(Records)
_ _ _
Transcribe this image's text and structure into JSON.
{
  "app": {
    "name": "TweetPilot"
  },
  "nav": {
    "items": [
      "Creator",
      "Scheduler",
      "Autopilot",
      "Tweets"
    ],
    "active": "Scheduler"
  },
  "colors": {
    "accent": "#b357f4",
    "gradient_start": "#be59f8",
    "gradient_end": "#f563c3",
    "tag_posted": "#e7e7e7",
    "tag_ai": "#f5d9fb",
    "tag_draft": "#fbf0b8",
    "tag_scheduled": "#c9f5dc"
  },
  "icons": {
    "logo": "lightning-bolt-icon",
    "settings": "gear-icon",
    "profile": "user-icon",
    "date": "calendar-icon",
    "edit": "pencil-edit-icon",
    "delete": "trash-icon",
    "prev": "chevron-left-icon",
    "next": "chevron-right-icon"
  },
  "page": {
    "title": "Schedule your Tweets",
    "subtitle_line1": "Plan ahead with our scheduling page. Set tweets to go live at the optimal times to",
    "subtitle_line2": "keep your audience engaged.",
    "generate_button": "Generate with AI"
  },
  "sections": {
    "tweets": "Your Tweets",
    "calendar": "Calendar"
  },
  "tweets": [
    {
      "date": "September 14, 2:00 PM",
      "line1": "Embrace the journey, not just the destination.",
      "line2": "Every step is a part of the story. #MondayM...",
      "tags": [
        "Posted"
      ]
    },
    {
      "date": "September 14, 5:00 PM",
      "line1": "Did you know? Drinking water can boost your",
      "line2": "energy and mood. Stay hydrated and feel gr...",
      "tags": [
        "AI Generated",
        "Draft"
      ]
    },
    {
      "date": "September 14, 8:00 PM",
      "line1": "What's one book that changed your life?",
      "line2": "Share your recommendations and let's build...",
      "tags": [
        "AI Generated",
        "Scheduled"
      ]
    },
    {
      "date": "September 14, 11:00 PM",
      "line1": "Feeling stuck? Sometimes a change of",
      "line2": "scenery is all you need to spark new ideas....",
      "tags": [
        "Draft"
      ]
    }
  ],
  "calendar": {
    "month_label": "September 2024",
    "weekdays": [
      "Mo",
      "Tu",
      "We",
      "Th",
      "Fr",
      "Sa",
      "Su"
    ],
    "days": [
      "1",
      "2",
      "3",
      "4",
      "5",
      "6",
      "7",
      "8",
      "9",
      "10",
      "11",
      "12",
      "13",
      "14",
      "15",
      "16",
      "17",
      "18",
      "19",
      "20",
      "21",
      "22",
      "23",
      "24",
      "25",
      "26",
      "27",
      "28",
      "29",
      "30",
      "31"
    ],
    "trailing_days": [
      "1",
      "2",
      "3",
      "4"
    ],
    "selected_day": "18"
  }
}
_ _ _
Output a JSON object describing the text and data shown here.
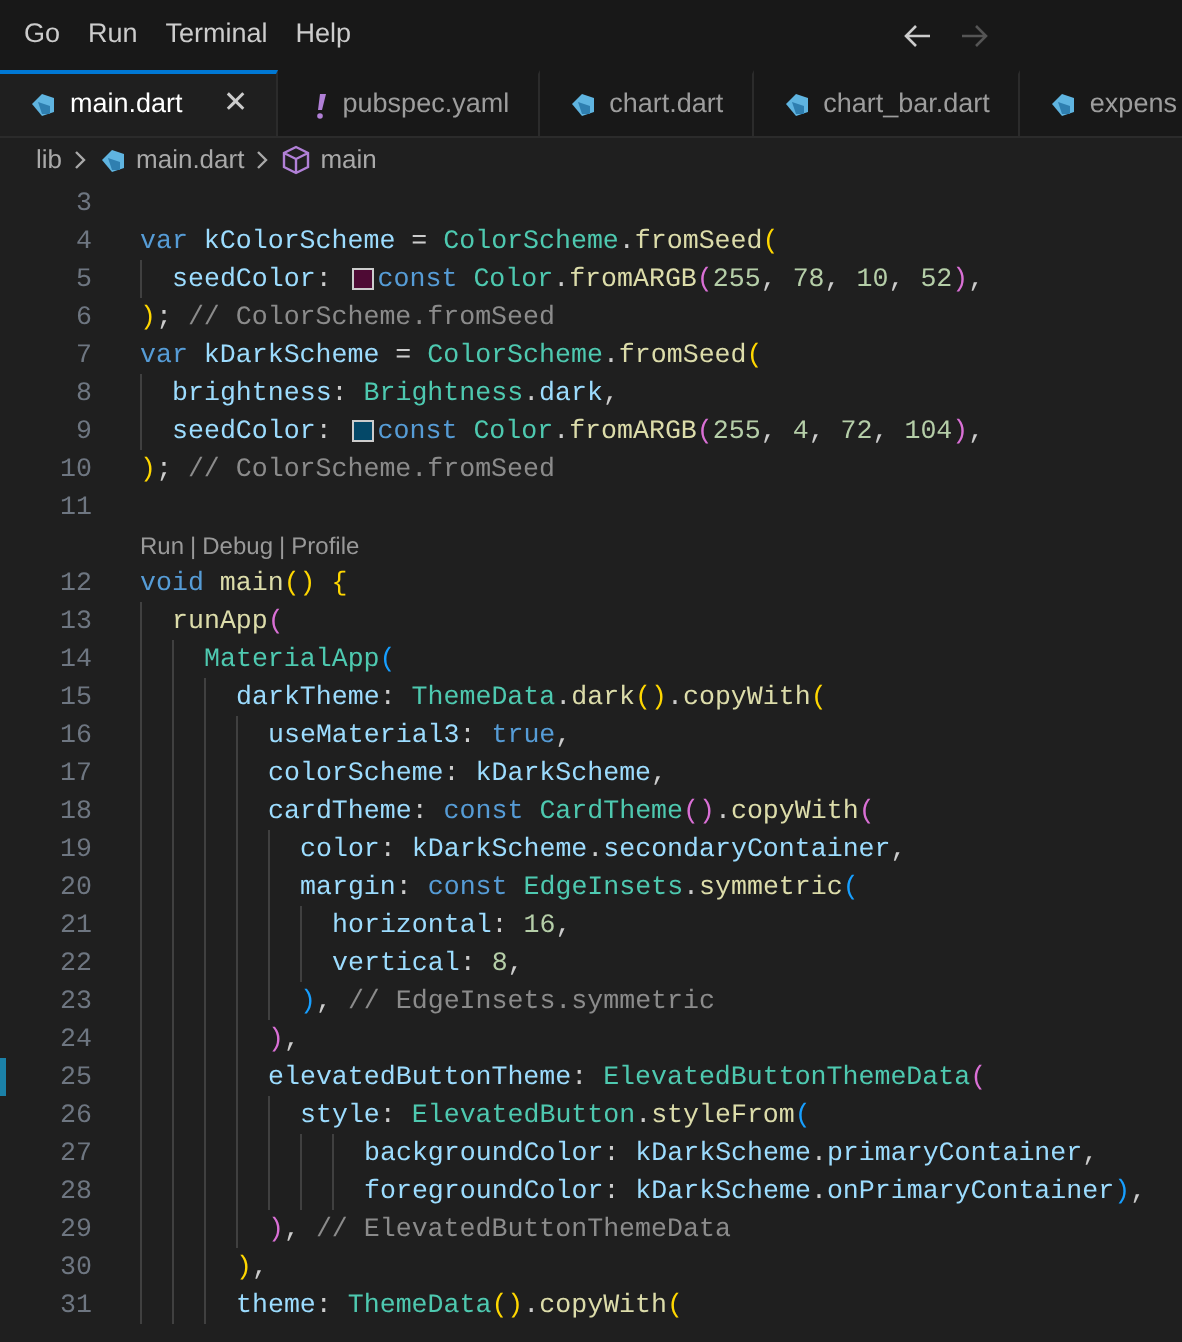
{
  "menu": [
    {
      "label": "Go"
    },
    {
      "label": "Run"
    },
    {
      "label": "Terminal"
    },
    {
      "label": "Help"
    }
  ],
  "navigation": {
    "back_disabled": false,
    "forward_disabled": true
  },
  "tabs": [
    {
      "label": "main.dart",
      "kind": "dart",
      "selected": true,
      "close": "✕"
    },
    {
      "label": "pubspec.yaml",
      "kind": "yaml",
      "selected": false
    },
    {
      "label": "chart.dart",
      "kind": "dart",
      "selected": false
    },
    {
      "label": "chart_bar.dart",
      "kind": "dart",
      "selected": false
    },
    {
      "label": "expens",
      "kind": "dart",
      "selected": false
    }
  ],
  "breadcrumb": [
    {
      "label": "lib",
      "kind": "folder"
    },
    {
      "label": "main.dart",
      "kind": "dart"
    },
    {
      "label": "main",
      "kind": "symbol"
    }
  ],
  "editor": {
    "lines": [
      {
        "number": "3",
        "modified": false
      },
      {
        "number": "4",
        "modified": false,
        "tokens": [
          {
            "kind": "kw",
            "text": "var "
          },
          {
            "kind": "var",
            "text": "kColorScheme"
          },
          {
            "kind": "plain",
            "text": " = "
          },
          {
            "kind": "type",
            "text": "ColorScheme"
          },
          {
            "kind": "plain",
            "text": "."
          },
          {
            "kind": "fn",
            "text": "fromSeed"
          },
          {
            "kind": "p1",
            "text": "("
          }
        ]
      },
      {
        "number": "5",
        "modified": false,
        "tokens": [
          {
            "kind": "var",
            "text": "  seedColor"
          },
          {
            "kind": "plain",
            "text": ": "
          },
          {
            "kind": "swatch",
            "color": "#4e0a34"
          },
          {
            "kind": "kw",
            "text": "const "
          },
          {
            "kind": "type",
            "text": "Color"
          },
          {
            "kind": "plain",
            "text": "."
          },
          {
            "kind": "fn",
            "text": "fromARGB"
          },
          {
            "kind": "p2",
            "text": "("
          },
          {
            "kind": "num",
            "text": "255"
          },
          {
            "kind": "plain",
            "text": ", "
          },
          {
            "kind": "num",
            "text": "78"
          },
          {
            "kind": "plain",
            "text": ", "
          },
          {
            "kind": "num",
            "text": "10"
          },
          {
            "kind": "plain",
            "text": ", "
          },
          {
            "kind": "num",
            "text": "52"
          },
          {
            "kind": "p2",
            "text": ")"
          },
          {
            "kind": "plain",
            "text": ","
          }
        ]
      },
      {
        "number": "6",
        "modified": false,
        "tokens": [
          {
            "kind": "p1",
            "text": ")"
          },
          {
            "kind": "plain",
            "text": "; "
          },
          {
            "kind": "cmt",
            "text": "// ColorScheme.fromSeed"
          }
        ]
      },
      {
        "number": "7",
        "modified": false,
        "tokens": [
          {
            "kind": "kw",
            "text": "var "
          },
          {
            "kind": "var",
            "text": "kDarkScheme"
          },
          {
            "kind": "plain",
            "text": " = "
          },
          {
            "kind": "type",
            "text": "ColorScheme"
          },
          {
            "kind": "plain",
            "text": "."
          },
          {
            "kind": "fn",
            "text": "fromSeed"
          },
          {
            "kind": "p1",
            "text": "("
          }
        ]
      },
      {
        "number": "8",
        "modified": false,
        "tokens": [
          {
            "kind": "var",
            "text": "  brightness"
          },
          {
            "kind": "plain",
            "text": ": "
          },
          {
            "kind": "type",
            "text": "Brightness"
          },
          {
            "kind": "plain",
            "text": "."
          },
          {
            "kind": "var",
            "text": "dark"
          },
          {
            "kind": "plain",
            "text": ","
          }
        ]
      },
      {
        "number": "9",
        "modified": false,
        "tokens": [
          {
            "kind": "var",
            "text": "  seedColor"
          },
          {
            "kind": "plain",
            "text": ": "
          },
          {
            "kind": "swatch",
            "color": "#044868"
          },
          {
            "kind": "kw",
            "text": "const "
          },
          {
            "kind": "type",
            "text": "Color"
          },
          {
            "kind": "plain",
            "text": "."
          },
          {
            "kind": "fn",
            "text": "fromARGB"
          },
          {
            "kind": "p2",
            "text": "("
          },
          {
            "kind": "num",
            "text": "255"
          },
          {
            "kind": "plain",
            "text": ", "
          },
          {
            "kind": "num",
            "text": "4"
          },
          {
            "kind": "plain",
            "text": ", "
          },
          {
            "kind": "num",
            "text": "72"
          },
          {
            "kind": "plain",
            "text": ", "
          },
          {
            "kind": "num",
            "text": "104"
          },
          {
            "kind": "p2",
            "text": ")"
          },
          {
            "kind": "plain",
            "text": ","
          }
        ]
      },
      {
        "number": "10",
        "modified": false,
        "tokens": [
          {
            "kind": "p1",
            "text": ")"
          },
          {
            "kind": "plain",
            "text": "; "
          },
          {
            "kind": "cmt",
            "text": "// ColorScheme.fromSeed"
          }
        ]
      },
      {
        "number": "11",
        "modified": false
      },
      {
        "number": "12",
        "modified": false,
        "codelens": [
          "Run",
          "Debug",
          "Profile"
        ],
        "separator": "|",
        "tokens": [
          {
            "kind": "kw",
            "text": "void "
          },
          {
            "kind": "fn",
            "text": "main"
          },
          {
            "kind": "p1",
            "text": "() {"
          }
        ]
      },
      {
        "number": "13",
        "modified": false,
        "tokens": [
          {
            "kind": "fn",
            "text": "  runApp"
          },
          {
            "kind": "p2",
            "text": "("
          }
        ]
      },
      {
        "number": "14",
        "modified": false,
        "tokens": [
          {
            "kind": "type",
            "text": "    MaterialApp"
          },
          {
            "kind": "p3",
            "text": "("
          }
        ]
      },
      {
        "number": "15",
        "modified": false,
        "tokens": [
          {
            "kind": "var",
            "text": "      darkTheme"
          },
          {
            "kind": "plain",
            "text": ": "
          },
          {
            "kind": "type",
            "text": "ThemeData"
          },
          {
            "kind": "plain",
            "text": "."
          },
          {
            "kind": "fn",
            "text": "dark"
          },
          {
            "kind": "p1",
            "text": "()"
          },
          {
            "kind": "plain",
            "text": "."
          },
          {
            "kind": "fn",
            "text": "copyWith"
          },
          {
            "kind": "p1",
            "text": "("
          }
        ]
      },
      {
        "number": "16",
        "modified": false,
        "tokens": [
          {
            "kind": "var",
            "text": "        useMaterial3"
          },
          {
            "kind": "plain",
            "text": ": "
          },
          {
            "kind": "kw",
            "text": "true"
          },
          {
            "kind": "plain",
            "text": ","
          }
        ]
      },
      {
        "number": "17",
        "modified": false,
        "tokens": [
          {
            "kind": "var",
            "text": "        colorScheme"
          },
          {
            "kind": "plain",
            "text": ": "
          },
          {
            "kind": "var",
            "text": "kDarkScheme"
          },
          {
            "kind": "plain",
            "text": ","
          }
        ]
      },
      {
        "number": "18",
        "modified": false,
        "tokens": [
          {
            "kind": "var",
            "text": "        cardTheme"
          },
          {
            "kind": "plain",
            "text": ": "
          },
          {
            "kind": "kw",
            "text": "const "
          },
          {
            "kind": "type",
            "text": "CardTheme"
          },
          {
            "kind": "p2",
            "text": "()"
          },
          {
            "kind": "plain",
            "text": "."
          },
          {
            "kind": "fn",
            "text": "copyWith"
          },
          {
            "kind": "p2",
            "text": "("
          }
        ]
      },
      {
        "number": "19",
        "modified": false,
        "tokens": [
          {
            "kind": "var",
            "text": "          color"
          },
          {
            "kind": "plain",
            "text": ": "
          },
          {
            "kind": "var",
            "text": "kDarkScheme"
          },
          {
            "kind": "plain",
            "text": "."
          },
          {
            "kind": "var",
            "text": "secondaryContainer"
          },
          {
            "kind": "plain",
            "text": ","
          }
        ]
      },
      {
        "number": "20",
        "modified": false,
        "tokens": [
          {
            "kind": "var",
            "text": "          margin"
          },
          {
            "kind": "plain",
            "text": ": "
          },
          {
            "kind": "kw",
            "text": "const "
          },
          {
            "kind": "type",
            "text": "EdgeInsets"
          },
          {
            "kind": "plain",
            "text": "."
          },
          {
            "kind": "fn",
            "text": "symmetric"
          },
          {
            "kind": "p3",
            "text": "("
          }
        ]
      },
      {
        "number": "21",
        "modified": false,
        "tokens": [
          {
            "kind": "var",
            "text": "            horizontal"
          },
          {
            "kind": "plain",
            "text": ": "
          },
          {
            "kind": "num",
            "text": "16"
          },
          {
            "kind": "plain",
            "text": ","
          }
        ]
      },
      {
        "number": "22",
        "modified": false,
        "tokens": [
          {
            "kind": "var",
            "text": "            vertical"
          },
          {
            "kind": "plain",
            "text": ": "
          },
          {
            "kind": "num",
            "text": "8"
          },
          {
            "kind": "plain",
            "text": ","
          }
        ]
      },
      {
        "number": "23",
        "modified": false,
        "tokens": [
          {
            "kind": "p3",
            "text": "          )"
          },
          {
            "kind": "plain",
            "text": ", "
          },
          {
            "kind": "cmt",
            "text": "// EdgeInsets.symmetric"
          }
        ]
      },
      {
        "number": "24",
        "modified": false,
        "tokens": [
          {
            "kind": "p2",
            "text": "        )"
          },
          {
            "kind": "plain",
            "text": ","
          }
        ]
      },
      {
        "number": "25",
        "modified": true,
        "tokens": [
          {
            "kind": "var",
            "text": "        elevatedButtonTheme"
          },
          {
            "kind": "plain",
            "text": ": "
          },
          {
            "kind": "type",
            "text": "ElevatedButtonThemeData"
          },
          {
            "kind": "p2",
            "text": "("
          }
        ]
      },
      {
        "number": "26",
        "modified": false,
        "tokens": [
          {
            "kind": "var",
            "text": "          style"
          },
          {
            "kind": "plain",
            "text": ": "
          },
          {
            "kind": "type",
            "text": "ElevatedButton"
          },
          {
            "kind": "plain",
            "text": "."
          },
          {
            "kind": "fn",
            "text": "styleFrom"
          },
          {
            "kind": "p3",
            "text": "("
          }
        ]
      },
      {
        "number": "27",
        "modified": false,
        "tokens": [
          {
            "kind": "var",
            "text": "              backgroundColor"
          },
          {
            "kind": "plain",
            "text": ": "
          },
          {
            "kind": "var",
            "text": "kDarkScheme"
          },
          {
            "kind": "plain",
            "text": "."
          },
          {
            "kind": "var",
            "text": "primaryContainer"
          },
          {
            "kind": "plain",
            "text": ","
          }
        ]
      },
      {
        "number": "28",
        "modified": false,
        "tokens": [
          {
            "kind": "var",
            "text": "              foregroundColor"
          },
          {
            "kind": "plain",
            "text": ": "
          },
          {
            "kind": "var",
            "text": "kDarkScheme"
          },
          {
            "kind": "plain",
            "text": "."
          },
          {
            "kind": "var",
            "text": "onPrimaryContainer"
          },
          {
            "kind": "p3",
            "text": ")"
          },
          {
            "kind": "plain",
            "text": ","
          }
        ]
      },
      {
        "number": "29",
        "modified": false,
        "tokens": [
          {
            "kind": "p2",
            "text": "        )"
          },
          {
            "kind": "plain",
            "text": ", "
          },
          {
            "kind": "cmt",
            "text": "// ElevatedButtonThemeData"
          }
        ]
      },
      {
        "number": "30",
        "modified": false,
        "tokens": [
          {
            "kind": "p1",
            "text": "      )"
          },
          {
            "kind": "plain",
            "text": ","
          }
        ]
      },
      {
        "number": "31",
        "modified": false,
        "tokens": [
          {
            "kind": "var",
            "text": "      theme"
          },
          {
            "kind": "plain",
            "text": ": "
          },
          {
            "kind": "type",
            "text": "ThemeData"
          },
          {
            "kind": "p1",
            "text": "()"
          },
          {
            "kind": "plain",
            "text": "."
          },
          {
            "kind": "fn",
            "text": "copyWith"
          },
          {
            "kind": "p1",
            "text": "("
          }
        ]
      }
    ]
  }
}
_ _ _
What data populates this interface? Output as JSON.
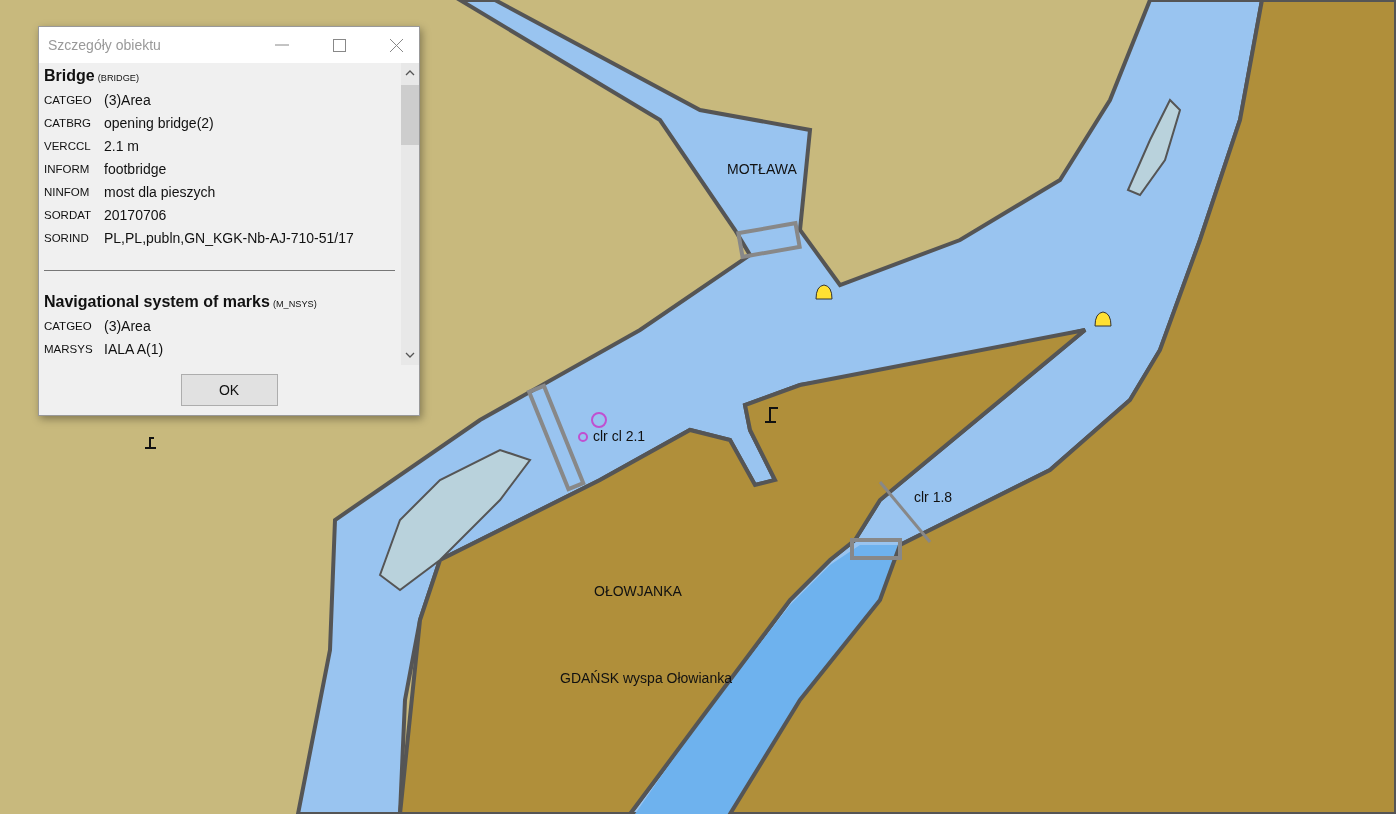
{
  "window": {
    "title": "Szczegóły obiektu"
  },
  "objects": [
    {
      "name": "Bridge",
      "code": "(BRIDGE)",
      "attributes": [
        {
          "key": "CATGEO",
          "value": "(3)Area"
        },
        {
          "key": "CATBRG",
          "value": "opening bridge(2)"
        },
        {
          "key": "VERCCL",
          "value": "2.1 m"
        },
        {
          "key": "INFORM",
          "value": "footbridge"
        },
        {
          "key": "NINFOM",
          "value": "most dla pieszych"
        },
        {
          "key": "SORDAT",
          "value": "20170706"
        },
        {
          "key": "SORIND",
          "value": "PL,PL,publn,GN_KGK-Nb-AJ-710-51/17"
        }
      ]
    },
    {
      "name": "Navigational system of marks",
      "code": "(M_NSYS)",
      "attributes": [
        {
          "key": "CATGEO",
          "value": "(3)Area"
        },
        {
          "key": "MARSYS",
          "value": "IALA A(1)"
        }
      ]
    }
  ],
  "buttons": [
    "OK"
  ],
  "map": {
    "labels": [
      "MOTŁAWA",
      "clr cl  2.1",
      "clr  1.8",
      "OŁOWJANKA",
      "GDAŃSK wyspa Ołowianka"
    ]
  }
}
_ _ _
Find every line of the data that holds the string "What", then say how many there are and nothing else.

2